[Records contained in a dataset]
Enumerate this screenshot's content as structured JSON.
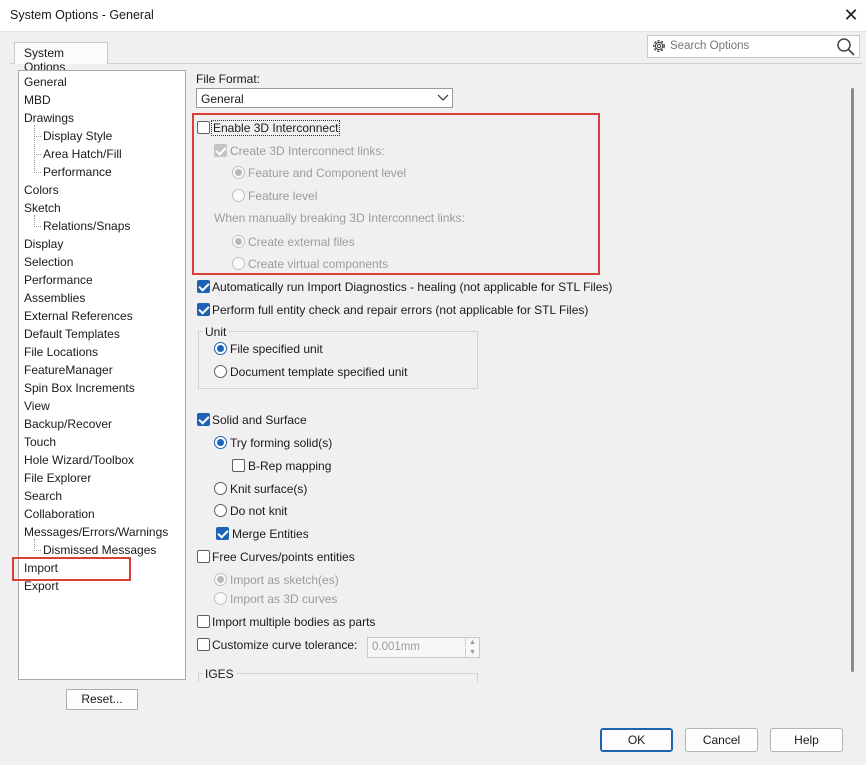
{
  "window": {
    "title": "System Options - General",
    "close_glyph": "✕"
  },
  "tab": {
    "label": "System Options"
  },
  "search": {
    "placeholder": "Search Options",
    "gear_icon": "gear-icon",
    "search_icon": "magnifier-icon"
  },
  "tree": {
    "items": [
      {
        "label": "General",
        "level": 0
      },
      {
        "label": "MBD",
        "level": 0
      },
      {
        "label": "Drawings",
        "level": 0
      },
      {
        "label": "Display Style",
        "level": 1
      },
      {
        "label": "Area Hatch/Fill",
        "level": 1
      },
      {
        "label": "Performance",
        "level": 1
      },
      {
        "label": "Colors",
        "level": 0
      },
      {
        "label": "Sketch",
        "level": 0
      },
      {
        "label": "Relations/Snaps",
        "level": 1
      },
      {
        "label": "Display",
        "level": 0
      },
      {
        "label": "Selection",
        "level": 0
      },
      {
        "label": "Performance",
        "level": 0
      },
      {
        "label": "Assemblies",
        "level": 0
      },
      {
        "label": "External References",
        "level": 0
      },
      {
        "label": "Default Templates",
        "level": 0
      },
      {
        "label": "File Locations",
        "level": 0
      },
      {
        "label": "FeatureManager",
        "level": 0
      },
      {
        "label": "Spin Box Increments",
        "level": 0
      },
      {
        "label": "View",
        "level": 0
      },
      {
        "label": "Backup/Recover",
        "level": 0
      },
      {
        "label": "Touch",
        "level": 0
      },
      {
        "label": "Hole Wizard/Toolbox",
        "level": 0
      },
      {
        "label": "File Explorer",
        "level": 0
      },
      {
        "label": "Search",
        "level": 0
      },
      {
        "label": "Collaboration",
        "level": 0
      },
      {
        "label": "Messages/Errors/Warnings",
        "level": 0
      },
      {
        "label": "Dismissed Messages",
        "level": 1
      },
      {
        "label": "Import",
        "level": 0,
        "selected": true
      },
      {
        "label": "Export",
        "level": 0
      }
    ],
    "reset_label": "Reset..."
  },
  "main": {
    "file_format_label": "File Format:",
    "file_format_value": "General",
    "enable_3d_interconnect": {
      "label": "Enable 3D Interconnect",
      "checked": false
    },
    "create_links": {
      "label": "Create 3D Interconnect links:",
      "checked": true,
      "disabled": true
    },
    "feature_component_level": {
      "label": "Feature and Component level",
      "selected": true
    },
    "feature_level": {
      "label": "Feature level",
      "selected": false
    },
    "breaking_links_label": "When manually breaking 3D Interconnect links:",
    "create_external_files": {
      "label": "Create external files",
      "selected": true
    },
    "create_virtual_components": {
      "label": "Create virtual components",
      "selected": false
    },
    "auto_import_diagnostics": {
      "label": "Automatically run Import Diagnostics - healing (not applicable for STL Files)",
      "checked": true
    },
    "full_entity_check": {
      "label": "Perform full entity check and repair errors (not applicable for STL Files)",
      "checked": true
    },
    "unit_group": {
      "title": "Unit",
      "file_specified_unit": {
        "label": "File specified unit",
        "selected": true
      },
      "document_template_unit": {
        "label": "Document template specified unit",
        "selected": false
      }
    },
    "solid_and_surface": {
      "label": "Solid and Surface",
      "checked": true
    },
    "try_forming_solids": {
      "label": "Try forming solid(s)",
      "selected": true
    },
    "brep_mapping": {
      "label": "B-Rep mapping",
      "checked": false
    },
    "knit_surfaces": {
      "label": "Knit surface(s)",
      "selected": false
    },
    "do_not_knit": {
      "label": "Do not knit",
      "selected": false
    },
    "merge_entities": {
      "label": "Merge Entities",
      "checked": true
    },
    "free_curves": {
      "label": "Free Curves/points entities",
      "checked": false
    },
    "import_as_sketch": {
      "label": "Import as sketch(es)",
      "selected": true
    },
    "import_as_3d_curves": {
      "label": "Import as 3D curves",
      "selected": false
    },
    "import_multiple_bodies": {
      "label": "Import multiple bodies as parts",
      "checked": false
    },
    "customize_curve_tolerance": {
      "label": "Customize curve tolerance:",
      "checked": false,
      "value": "0.001mm"
    },
    "iges_group_title": "IGES"
  },
  "footer": {
    "ok_label": "OK",
    "cancel_label": "Cancel",
    "help_label": "Help"
  },
  "colors": {
    "accent": "#1d62b5",
    "highlight_box": "#d9403a"
  }
}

(Task description): Find the word "Options" in the data and copy out each line where it turns up.

(Output of the exercise):
    "title": "System Options - General",
    "label": "System Options"
    "placeholder": "Search Options",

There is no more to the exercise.